Extracted records:

►

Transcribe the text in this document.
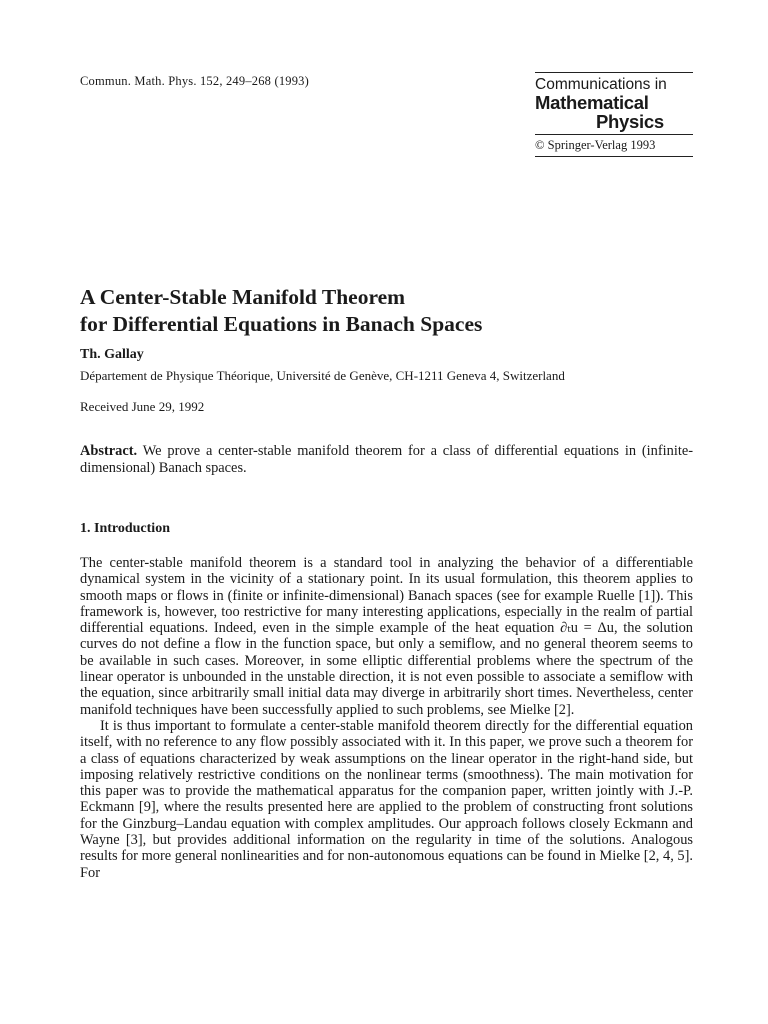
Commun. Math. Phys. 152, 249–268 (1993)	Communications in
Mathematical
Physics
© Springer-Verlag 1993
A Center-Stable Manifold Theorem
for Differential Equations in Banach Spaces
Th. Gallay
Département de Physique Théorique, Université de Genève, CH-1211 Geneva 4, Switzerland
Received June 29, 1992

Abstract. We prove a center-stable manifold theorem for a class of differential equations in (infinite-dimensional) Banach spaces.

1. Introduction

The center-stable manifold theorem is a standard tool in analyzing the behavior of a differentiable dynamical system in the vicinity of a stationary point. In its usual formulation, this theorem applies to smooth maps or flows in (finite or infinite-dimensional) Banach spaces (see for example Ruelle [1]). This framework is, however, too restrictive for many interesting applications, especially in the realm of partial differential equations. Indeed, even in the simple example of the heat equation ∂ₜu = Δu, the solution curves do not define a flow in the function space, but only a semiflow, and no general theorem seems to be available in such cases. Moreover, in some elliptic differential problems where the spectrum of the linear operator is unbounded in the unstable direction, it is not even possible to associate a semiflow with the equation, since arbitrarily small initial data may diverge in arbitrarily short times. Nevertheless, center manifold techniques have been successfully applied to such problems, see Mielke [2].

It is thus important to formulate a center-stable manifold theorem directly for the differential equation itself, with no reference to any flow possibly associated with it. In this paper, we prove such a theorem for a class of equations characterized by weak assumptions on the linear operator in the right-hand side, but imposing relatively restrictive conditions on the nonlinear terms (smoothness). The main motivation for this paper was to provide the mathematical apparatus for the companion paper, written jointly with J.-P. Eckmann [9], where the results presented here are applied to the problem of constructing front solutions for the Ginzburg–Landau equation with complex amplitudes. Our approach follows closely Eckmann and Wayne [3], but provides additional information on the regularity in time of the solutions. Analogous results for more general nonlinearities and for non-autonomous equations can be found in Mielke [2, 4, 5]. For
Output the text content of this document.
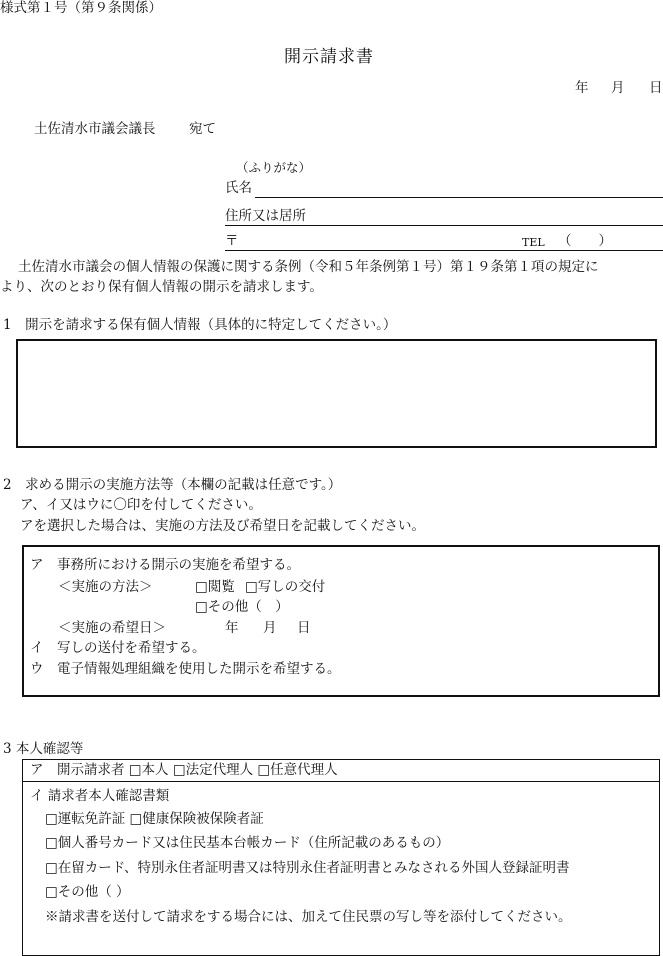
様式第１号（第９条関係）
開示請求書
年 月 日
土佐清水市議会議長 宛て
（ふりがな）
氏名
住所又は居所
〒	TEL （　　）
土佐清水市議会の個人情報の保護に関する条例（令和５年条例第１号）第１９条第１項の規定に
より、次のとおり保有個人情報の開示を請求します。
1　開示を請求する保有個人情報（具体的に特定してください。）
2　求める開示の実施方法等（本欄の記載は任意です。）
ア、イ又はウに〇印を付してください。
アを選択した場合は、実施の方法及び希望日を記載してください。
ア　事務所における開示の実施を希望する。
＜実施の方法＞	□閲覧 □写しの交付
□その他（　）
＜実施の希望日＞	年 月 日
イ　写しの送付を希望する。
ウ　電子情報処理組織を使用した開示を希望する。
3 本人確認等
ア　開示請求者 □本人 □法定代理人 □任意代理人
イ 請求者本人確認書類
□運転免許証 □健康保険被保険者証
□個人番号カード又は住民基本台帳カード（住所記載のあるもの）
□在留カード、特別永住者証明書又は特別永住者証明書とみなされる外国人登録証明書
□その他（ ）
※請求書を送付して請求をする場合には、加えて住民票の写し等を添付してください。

◄
►

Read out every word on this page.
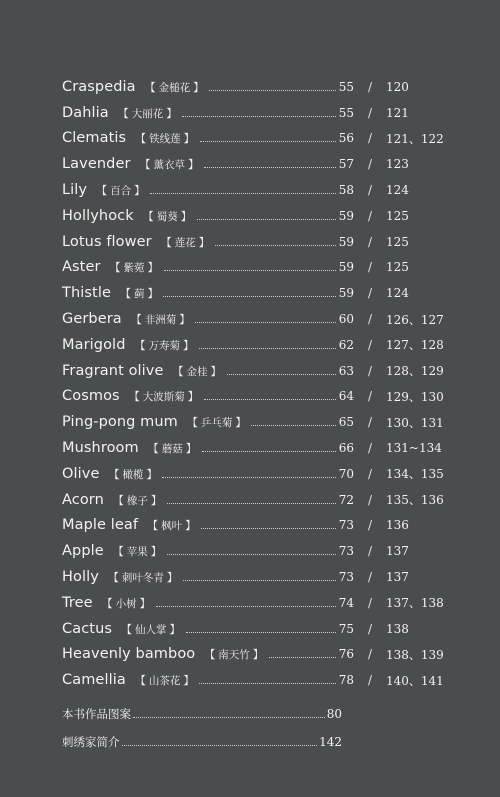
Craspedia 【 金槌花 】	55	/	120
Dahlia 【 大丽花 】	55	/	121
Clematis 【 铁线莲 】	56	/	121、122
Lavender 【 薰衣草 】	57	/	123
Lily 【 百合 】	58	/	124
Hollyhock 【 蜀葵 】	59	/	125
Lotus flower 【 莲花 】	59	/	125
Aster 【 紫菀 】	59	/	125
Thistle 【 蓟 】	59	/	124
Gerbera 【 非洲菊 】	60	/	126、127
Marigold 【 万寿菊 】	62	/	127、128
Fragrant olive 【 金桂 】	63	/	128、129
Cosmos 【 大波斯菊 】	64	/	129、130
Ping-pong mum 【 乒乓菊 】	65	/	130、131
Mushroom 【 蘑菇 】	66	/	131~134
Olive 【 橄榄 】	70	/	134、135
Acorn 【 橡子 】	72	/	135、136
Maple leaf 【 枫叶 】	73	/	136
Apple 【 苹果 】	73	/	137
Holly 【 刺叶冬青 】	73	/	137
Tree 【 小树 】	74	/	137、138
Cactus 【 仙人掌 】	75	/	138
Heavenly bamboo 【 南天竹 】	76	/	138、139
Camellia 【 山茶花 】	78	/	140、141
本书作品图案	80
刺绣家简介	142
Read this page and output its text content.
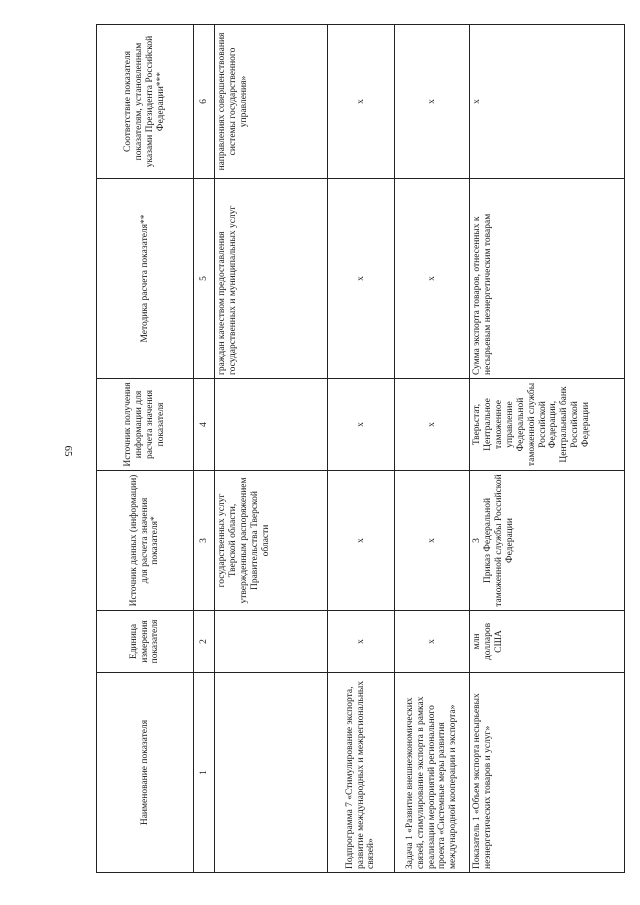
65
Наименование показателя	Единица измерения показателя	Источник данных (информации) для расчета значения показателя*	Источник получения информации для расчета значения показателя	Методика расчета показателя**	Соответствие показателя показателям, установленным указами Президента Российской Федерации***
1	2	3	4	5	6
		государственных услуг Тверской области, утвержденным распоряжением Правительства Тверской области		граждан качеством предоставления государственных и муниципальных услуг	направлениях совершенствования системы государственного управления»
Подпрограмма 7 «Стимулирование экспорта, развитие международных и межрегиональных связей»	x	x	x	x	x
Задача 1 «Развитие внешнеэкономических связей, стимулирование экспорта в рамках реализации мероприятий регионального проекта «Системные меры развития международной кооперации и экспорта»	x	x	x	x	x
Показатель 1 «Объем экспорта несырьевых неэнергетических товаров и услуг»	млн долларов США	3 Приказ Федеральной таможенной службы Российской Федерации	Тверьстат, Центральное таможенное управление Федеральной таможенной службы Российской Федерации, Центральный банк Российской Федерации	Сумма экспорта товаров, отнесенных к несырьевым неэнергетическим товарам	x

◄

Extract each line from the listing that holds the word "content".

• **The completed task**
Output the text content of this document.
Read this page and output its text content.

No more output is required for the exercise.